◆ Task description:
Output each entry exactly; skip nothing.

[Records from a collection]
----
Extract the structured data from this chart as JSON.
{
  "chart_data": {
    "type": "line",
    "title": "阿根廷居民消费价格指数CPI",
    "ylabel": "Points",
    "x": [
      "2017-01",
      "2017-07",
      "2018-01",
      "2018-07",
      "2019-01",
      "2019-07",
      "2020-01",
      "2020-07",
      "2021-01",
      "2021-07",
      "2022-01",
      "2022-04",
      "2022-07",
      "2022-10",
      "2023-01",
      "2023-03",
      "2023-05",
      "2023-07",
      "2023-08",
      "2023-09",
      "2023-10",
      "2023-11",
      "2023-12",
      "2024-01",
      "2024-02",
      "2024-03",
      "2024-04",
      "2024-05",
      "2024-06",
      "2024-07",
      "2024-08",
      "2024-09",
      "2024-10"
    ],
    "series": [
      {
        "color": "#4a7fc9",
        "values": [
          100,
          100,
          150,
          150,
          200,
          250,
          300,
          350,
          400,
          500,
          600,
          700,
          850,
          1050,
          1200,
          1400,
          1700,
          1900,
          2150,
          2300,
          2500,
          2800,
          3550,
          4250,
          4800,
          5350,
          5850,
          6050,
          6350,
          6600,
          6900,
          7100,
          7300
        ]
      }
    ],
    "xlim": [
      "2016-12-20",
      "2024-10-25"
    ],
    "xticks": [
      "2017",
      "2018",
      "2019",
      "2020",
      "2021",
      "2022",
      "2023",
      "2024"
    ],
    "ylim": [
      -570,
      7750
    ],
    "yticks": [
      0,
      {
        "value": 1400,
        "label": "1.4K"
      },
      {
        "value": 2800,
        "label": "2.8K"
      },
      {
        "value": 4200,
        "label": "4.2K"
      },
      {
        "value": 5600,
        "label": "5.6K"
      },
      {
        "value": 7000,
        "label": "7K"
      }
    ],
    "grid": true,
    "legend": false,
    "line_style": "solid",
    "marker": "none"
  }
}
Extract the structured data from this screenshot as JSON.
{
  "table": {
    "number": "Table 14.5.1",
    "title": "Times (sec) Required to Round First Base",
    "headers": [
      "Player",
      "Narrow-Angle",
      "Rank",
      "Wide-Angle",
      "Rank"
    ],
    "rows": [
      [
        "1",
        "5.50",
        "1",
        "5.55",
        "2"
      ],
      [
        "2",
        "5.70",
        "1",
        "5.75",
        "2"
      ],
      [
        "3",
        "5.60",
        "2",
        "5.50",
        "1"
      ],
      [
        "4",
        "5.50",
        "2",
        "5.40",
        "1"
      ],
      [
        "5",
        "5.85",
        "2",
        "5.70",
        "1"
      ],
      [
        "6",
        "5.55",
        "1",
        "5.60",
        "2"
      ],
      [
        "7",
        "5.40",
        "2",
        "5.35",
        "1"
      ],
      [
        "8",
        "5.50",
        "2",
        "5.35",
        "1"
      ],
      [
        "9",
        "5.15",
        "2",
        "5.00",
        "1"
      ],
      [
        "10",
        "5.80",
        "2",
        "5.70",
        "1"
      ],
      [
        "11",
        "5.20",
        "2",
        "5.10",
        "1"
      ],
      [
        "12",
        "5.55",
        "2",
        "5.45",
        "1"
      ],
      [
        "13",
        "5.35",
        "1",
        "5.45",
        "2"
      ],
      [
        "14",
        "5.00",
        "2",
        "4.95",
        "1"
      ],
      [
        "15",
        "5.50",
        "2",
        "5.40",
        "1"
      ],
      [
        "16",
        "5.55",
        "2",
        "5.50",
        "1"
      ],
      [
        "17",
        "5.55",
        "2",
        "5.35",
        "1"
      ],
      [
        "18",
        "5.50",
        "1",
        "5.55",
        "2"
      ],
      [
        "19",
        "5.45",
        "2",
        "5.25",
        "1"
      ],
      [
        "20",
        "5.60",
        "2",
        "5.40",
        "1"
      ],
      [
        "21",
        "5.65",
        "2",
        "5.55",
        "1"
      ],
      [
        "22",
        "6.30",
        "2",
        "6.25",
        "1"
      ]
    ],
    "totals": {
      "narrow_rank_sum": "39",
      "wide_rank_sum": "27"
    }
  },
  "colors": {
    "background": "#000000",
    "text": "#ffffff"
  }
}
----
◆ Task response:
Extract the structured data from this chart as JSON.
{
  "chart_data": {
    "type": "line",
    "title": "阿根廷居民消费价格指数CPI",
    "ylabel": "Points",
    "x": [
      "2017-01",
      "2017-07",
      "2018-01",
      "2018-07",
      "2019-01",
      "2019-07",
      "2020-01",
      "2020-07",
      "2021-01",
      "2021-07",
      "2022-01",
      "2022-04",
      "2022-07",
      "2022-10",
      "2023-01",
      "2023-03",
      "2023-05",
      "2023-07",
      "2023-08",
      "2023-09",
      "2023-10",
      "2023-11",
      "2023-12",
      "2024-01",
      "2024-02",
      "2024-03",
      "2024-04",
      "2024-05",
      "2024-06",
      "2024-07",
      "2024-08",
      "2024-09",
      "2024-10"
    ],
    "series": [
      {
        "color": "#4a7fc9",
        "values": [
          100,
          100,
          150,
          150,
          200,
          250,
          300,
          350,
          400,
          500,
          600,
          700,
          850,
          1050,
          1200,
          1400,
          1700,
          1900,
          2150,
          2300,
          2500,
          2800,
          3550,
          4250,
          4800,
          5350,
          5850,
          6050,
          6350,
          6600,
          6900,
          7100,
          7300
        ]
      }
    ],
    "xlim": [
      "2016-12-20",
      "2024-10-25"
    ],
    "xticks": [
      "2017",
      "2018",
      "2019",
      "2020",
      "2021",
      "2022",
      "2023",
      "2024"
    ],
    "ylim": [
      -570,
      7750
    ],
    "yticks": [
      0,
      {
        "value": 1400,
        "label": "1.4K"
      },
      {
        "value": 2800,
        "label": "2.8K"
      },
      {
        "value": 4200,
        "label": "4.2K"
      },
      {
        "value": 5600,
        "label": "5.6K"
      },
      {
        "value": 7000,
        "label": "7K"
      }
    ],
    "grid": true,
    "legend": false,
    "line_style": "solid",
    "marker": "none"
  }
}
Extract the structured data from this screenshot as JSON.
{
  "table": {
    "number": "Table 14.5.1",
    "title": "Times (sec) Required to Round First Base",
    "headers": [
      "Player",
      "Narrow-Angle",
      "Rank",
      "Wide-Angle",
      "Rank"
    ],
    "rows": [
      [
        "1",
        "5.50",
        "1",
        "5.55",
        "2"
      ],
      [
        "2",
        "5.70",
        "1",
        "5.75",
        "2"
      ],
      [
        "3",
        "5.60",
        "2",
        "5.50",
        "1"
      ],
      [
        "4",
        "5.50",
        "2",
        "5.40",
        "1"
      ],
      [
        "5",
        "5.85",
        "2",
        "5.70",
        "1"
      ],
      [
        "6",
        "5.55",
        "1",
        "5.60",
        "2"
      ],
      [
        "7",
        "5.40",
        "2",
        "5.35",
        "1"
      ],
      [
        "8",
        "5.50",
        "2",
        "5.35",
        "1"
      ],
      [
        "9",
        "5.15",
        "2",
        "5.00",
        "1"
      ],
      [
        "10",
        "5.80",
        "2",
        "5.70",
        "1"
      ],
      [
        "11",
        "5.20",
        "2",
        "5.10",
        "1"
      ],
      [
        "12",
        "5.55",
        "2",
        "5.45",
        "1"
      ],
      [
        "13",
        "5.35",
        "1",
        "5.45",
        "2"
      ],
      [
        "14",
        "5.00",
        "2",
        "4.95",
        "1"
      ],
      [
        "15",
        "5.50",
        "2",
        "5.40",
        "1"
      ],
      [
        "16",
        "5.55",
        "2",
        "5.50",
        "1"
      ],
      [
        "17",
        "5.55",
        "2",
        "5.35",
        "1"
      ],
      [
        "18",
        "5.50",
        "1",
        "5.55",
        "2"
      ],
      [
        "19",
        "5.45",
        "2",
        "5.25",
        "1"
      ],
      [
        "20",
        "5.60",
        "2",
        "5.40",
        "1"
      ],
      [
        "21",
        "5.65",
        "2",
        "5.55",
        "1"
      ],
      [
        "22",
        "6.30",
        "2",
        "6.25",
        "1"
      ]
    ],
    "totals": {
      "narrow_rank_sum": "39",
      "wide_rank_sum": "27"
    }
  },
  "colors": {
    "background": "#000000",
    "text": "#ffffff"
  }
}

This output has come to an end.